#### [SUPPLIED RECORDS]
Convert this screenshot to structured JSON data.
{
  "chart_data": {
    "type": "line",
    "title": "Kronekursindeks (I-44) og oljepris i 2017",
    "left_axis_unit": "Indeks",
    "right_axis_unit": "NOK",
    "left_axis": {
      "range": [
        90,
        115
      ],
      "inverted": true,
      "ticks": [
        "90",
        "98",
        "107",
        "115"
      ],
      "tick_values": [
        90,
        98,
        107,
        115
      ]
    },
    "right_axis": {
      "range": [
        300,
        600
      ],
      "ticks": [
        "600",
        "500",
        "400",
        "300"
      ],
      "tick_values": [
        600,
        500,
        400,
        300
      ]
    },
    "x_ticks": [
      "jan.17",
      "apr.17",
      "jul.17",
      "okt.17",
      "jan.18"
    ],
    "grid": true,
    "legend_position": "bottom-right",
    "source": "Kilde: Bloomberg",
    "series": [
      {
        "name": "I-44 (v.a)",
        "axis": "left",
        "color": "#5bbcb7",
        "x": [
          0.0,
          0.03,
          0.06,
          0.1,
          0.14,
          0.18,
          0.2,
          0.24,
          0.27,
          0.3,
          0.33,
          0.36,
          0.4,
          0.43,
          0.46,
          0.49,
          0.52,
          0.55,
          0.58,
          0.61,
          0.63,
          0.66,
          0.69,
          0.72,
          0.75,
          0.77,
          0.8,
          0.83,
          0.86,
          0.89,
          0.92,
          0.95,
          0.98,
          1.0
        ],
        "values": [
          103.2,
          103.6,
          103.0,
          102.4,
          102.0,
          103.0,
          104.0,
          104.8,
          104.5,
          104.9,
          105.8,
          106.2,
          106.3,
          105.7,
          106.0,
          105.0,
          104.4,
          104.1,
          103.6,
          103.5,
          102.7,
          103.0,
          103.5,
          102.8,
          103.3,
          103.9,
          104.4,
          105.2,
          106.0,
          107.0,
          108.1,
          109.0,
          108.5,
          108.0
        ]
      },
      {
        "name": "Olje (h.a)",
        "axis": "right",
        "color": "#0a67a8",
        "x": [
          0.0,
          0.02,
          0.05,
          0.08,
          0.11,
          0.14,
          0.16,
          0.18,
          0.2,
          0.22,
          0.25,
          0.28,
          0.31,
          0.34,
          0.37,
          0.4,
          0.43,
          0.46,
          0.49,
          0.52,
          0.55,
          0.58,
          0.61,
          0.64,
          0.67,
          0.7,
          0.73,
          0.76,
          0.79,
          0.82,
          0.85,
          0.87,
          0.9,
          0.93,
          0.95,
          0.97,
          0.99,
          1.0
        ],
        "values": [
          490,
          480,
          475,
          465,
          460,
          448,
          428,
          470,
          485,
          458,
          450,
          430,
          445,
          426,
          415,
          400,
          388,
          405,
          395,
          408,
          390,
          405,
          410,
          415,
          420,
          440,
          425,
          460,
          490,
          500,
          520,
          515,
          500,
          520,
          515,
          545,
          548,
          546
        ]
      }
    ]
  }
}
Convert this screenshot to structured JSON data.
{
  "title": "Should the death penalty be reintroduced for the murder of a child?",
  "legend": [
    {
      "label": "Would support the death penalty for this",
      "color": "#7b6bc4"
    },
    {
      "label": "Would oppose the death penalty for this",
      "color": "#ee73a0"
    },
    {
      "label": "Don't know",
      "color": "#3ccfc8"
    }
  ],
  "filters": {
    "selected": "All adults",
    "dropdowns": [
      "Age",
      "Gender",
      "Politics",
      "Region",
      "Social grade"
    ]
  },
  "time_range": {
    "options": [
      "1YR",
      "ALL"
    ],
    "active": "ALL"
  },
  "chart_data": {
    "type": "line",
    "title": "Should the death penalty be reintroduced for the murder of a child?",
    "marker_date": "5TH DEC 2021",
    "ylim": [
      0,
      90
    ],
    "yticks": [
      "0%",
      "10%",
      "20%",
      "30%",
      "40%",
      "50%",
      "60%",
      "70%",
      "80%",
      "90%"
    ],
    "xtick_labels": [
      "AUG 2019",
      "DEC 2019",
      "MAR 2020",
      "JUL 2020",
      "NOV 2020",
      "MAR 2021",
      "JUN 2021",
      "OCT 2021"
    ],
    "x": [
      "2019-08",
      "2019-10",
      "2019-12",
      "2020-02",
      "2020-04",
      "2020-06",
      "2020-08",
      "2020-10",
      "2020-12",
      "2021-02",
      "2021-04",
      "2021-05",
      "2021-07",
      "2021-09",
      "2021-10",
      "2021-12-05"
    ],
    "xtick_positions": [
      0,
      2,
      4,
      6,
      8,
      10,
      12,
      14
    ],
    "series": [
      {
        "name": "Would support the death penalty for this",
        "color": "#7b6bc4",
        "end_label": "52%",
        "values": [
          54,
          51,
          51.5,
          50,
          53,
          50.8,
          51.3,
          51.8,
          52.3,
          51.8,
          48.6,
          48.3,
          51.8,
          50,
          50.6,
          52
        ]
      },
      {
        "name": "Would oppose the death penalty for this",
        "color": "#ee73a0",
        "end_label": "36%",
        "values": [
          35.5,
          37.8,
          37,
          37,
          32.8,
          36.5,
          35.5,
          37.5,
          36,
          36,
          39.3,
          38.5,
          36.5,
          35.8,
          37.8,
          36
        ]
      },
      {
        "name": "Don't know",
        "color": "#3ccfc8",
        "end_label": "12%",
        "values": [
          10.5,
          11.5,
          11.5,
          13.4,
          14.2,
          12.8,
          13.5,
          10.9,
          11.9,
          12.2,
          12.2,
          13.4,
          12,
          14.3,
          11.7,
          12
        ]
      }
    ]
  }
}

#### [GIVEN INSTRUCTION]
Output all preceding records character for character.

#### [OUTPUT OF THE TASK]
Convert this screenshot to structured JSON data.
{
  "chart_data": {
    "type": "line",
    "title": "Kronekursindeks (I-44) og oljepris i 2017",
    "left_axis_unit": "Indeks",
    "right_axis_unit": "NOK",
    "left_axis": {
      "range": [
        90,
        115
      ],
      "inverted": true,
      "ticks": [
        "90",
        "98",
        "107",
        "115"
      ],
      "tick_values": [
        90,
        98,
        107,
        115
      ]
    },
    "right_axis": {
      "range": [
        300,
        600
      ],
      "ticks": [
        "600",
        "500",
        "400",
        "300"
      ],
      "tick_values": [
        600,
        500,
        400,
        300
      ]
    },
    "x_ticks": [
      "jan.17",
      "apr.17",
      "jul.17",
      "okt.17",
      "jan.18"
    ],
    "grid": true,
    "legend_position": "bottom-right",
    "source": "Kilde: Bloomberg",
    "series": [
      {
        "name": "I-44 (v.a)",
        "axis": "left",
        "color": "#5bbcb7",
        "x": [
          0.0,
          0.03,
          0.06,
          0.1,
          0.14,
          0.18,
          0.2,
          0.24,
          0.27,
          0.3,
          0.33,
          0.36,
          0.4,
          0.43,
          0.46,
          0.49,
          0.52,
          0.55,
          0.58,
          0.61,
          0.63,
          0.66,
          0.69,
          0.72,
          0.75,
          0.77,
          0.8,
          0.83,
          0.86,
          0.89,
          0.92,
          0.95,
          0.98,
          1.0
        ],
        "values": [
          103.2,
          103.6,
          103.0,
          102.4,
          102.0,
          103.0,
          104.0,
          104.8,
          104.5,
          104.9,
          105.8,
          106.2,
          106.3,
          105.7,
          106.0,
          105.0,
          104.4,
          104.1,
          103.6,
          103.5,
          102.7,
          103.0,
          103.5,
          102.8,
          103.3,
          103.9,
          104.4,
          105.2,
          106.0,
          107.0,
          108.1,
          109.0,
          108.5,
          108.0
        ]
      },
      {
        "name": "Olje (h.a)",
        "axis": "right",
        "color": "#0a67a8",
        "x": [
          0.0,
          0.02,
          0.05,
          0.08,
          0.11,
          0.14,
          0.16,
          0.18,
          0.2,
          0.22,
          0.25,
          0.28,
          0.31,
          0.34,
          0.37,
          0.4,
          0.43,
          0.46,
          0.49,
          0.52,
          0.55,
          0.58,
          0.61,
          0.64,
          0.67,
          0.7,
          0.73,
          0.76,
          0.79,
          0.82,
          0.85,
          0.87,
          0.9,
          0.93,
          0.95,
          0.97,
          0.99,
          1.0
        ],
        "values": [
          490,
          480,
          475,
          465,
          460,
          448,
          428,
          470,
          485,
          458,
          450,
          430,
          445,
          426,
          415,
          400,
          388,
          405,
          395,
          408,
          390,
          405,
          410,
          415,
          420,
          440,
          425,
          460,
          490,
          500,
          520,
          515,
          500,
          520,
          515,
          545,
          548,
          546
        ]
      }
    ]
  }
}
Convert this screenshot to structured JSON data.
{
  "title": "Should the death penalty be reintroduced for the murder of a child?",
  "legend": [
    {
      "label": "Would support the death penalty for this",
      "color": "#7b6bc4"
    },
    {
      "label": "Would oppose the death penalty for this",
      "color": "#ee73a0"
    },
    {
      "label": "Don't know",
      "color": "#3ccfc8"
    }
  ],
  "filters": {
    "selected": "All adults",
    "dropdowns": [
      "Age",
      "Gender",
      "Politics",
      "Region",
      "Social grade"
    ]
  },
  "time_range": {
    "options": [
      "1YR",
      "ALL"
    ],
    "active": "ALL"
  },
  "chart_data": {
    "type": "line",
    "title": "Should the death penalty be reintroduced for the murder of a child?",
    "marker_date": "5TH DEC 2021",
    "ylim": [
      0,
      90
    ],
    "yticks": [
      "0%",
      "10%",
      "20%",
      "30%",
      "40%",
      "50%",
      "60%",
      "70%",
      "80%",
      "90%"
    ],
    "xtick_labels": [
      "AUG 2019",
      "DEC 2019",
      "MAR 2020",
      "JUL 2020",
      "NOV 2020",
      "MAR 2021",
      "JUN 2021",
      "OCT 2021"
    ],
    "x": [
      "2019-08",
      "2019-10",
      "2019-12",
      "2020-02",
      "2020-04",
      "2020-06",
      "2020-08",
      "2020-10",
      "2020-12",
      "2021-02",
      "2021-04",
      "2021-05",
      "2021-07",
      "2021-09",
      "2021-10",
      "2021-12-05"
    ],
    "xtick_positions": [
      0,
      2,
      4,
      6,
      8,
      10,
      12,
      14
    ],
    "series": [
      {
        "name": "Would support the death penalty for this",
        "color": "#7b6bc4",
        "end_label": "52%",
        "values": [
          54,
          51,
          51.5,
          50,
          53,
          50.8,
          51.3,
          51.8,
          52.3,
          51.8,
          48.6,
          48.3,
          51.8,
          50,
          50.6,
          52
        ]
      },
      {
        "name": "Would oppose the death penalty for this",
        "color": "#ee73a0",
        "end_label": "36%",
        "values": [
          35.5,
          37.8,
          37,
          37,
          32.8,
          36.5,
          35.5,
          37.5,
          36,
          36,
          39.3,
          38.5,
          36.5,
          35.8,
          37.8,
          36
        ]
      },
      {
        "name": "Don't know",
        "color": "#3ccfc8",
        "end_label": "12%",
        "values": [
          10.5,
          11.5,
          11.5,
          13.4,
          14.2,
          12.8,
          13.5,
          10.9,
          11.9,
          12.2,
          12.2,
          13.4,
          12,
          14.3,
          11.7,
          12
        ]
      }
    ]
  }
}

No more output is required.